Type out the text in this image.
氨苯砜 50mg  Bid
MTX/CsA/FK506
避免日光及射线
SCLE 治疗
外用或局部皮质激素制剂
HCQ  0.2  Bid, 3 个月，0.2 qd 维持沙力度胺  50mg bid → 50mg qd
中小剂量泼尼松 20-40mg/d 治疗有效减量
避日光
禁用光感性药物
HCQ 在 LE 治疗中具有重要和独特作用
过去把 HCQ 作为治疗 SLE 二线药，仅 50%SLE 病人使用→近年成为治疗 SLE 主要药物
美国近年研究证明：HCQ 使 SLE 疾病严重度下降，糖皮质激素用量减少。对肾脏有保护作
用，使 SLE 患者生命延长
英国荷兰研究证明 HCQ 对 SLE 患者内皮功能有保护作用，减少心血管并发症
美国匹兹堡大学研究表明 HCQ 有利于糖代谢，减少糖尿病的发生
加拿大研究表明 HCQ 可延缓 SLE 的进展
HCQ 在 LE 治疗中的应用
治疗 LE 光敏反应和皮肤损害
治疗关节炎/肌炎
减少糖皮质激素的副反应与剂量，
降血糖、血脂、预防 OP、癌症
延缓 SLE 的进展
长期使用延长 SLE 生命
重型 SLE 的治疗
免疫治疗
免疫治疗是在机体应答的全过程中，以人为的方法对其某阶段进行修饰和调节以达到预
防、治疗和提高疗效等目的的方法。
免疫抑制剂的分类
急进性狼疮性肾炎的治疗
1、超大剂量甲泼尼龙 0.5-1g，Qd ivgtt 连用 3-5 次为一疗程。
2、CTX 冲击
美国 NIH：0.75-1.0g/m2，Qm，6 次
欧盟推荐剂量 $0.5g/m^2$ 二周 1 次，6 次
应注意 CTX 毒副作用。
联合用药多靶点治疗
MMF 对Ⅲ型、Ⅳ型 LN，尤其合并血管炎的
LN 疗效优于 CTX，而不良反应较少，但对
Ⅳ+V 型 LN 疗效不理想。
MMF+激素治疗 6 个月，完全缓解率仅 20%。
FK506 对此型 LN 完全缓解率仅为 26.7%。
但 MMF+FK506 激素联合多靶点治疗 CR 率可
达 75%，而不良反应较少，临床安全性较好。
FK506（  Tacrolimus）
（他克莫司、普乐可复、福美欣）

==*==

• _EXERCISE_
State the number of lines in the records that contain the string "而不良反应较少", and nothing more.

• _RESULT OF THE TASK_
2